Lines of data
#####
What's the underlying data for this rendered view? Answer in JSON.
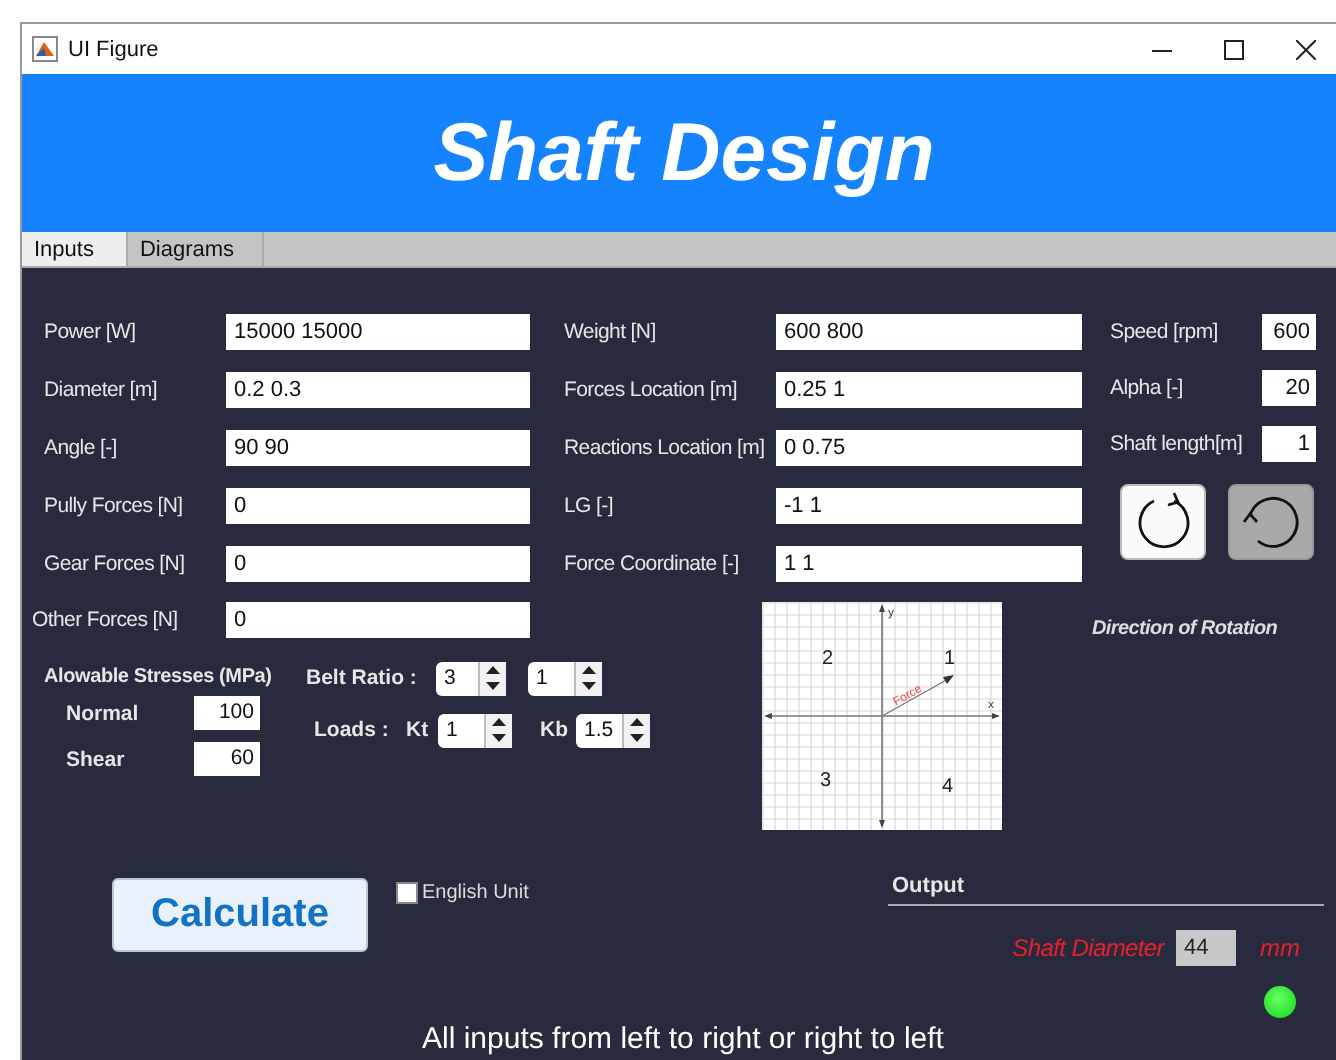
{
  "window": {
    "title": "UI Figure"
  },
  "banner": {
    "title": "Shaft Design"
  },
  "tabs": [
    {
      "label": "Inputs",
      "selected": true
    },
    {
      "label": "Diagrams",
      "selected": false
    }
  ],
  "left_fields": [
    {
      "label": "Power [W]",
      "value": "15000 15000"
    },
    {
      "label": "Diameter [m]",
      "value": "0.2 0.3"
    },
    {
      "label": "Angle [-]",
      "value": "90 90"
    },
    {
      "label": "Pully Forces [N]",
      "value": "0"
    },
    {
      "label": "Gear Forces [N]",
      "value": "0"
    }
  ],
  "other_forces": {
    "label": "Other Forces [N]",
    "value": "0"
  },
  "middle_fields": [
    {
      "label": "Weight [N]",
      "value": "600 800"
    },
    {
      "label": "Forces Location [m]",
      "value": "0.25 1"
    },
    {
      "label": "Reactions Location [m]",
      "value": "0 0.75"
    },
    {
      "label": "LG [-]",
      "value": "-1 1"
    },
    {
      "label": "Force Coordinate [-]",
      "value": "1 1"
    }
  ],
  "right_fields": [
    {
      "label": "Speed [rpm]",
      "value": "600"
    },
    {
      "label": "Alpha [-]",
      "value": "20"
    },
    {
      "label": "Shaft length[m]",
      "value": "1"
    }
  ],
  "rotation": {
    "options": [
      {
        "kind": "clockwise",
        "selected": false
      },
      {
        "kind": "counterclockwise",
        "selected": true
      }
    ],
    "caption": "Direction of Rotation"
  },
  "quadrant_diagram": {
    "axis_labels": [
      "y",
      "x"
    ],
    "quadrant_labels": [
      "2",
      "1",
      "3",
      "4"
    ],
    "force_label": "Force"
  },
  "stresses": {
    "title": "Alowable Stresses (MPa)",
    "fields": [
      {
        "label": "Normal",
        "value": "100"
      },
      {
        "label": "Shear",
        "value": "60"
      }
    ]
  },
  "belt_ratio": {
    "label": "Belt Ratio :",
    "values": [
      "3",
      "1"
    ]
  },
  "loads": {
    "label": "Loads :",
    "spinners": [
      {
        "label": "Kt",
        "value": "1"
      },
      {
        "label": "Kb",
        "value": "1.5"
      }
    ]
  },
  "calculate_button": "Calculate",
  "english_unit": {
    "label": "English Unit",
    "checked": false
  },
  "output": {
    "title": "Output",
    "label": "Shaft Diameter",
    "value": "44",
    "unit": "mm",
    "lamp_on": true
  },
  "footer": "All inputs from left to right or right to left"
}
#####
[What is asked]:
Your copy should match the records word for word, with the pictures removed.

[Task solution]:
What's the underlying data for this rendered view? Answer in JSON.
{
  "window": {
    "title": "UI Figure"
  },
  "banner": {
    "title": "Shaft Design"
  },
  "tabs": [
    {
      "label": "Inputs",
      "selected": true
    },
    {
      "label": "Diagrams",
      "selected": false
    }
  ],
  "left_fields": [
    {
      "label": "Power [W]",
      "value": "15000 15000"
    },
    {
      "label": "Diameter [m]",
      "value": "0.2 0.3"
    },
    {
      "label": "Angle [-]",
      "value": "90 90"
    },
    {
      "label": "Pully Forces [N]",
      "value": "0"
    },
    {
      "label": "Gear Forces [N]",
      "value": "0"
    }
  ],
  "other_forces": {
    "label": "Other Forces [N]",
    "value": "0"
  },
  "middle_fields": [
    {
      "label": "Weight [N]",
      "value": "600 800"
    },
    {
      "label": "Forces Location [m]",
      "value": "0.25 1"
    },
    {
      "label": "Reactions Location [m]",
      "value": "0 0.75"
    },
    {
      "label": "LG [-]",
      "value": "-1 1"
    },
    {
      "label": "Force Coordinate [-]",
      "value": "1 1"
    }
  ],
  "right_fields": [
    {
      "label": "Speed [rpm]",
      "value": "600"
    },
    {
      "label": "Alpha [-]",
      "value": "20"
    },
    {
      "label": "Shaft length[m]",
      "value": "1"
    }
  ],
  "rotation": {
    "options": [
      {
        "kind": "clockwise",
        "selected": false
      },
      {
        "kind": "counterclockwise",
        "selected": true
      }
    ],
    "caption": "Direction of Rotation"
  },
  "quadrant_diagram": {
    "axis_labels": [
      "y",
      "x"
    ],
    "quadrant_labels": [
      "2",
      "1",
      "3",
      "4"
    ],
    "force_label": "Force"
  },
  "stresses": {
    "title": "Alowable Stresses (MPa)",
    "fields": [
      {
        "label": "Normal",
        "value": "100"
      },
      {
        "label": "Shear",
        "value": "60"
      }
    ]
  },
  "belt_ratio": {
    "label": "Belt Ratio :",
    "values": [
      "3",
      "1"
    ]
  },
  "loads": {
    "label": "Loads :",
    "spinners": [
      {
        "label": "Kt",
        "value": "1"
      },
      {
        "label": "Kb",
        "value": "1.5"
      }
    ]
  },
  "calculate_button": "Calculate",
  "english_unit": {
    "label": "English Unit",
    "checked": false
  },
  "output": {
    "title": "Output",
    "label": "Shaft Diameter",
    "value": "44",
    "unit": "mm",
    "lamp_on": true
  },
  "footer": "All inputs from left to right or right to left"
}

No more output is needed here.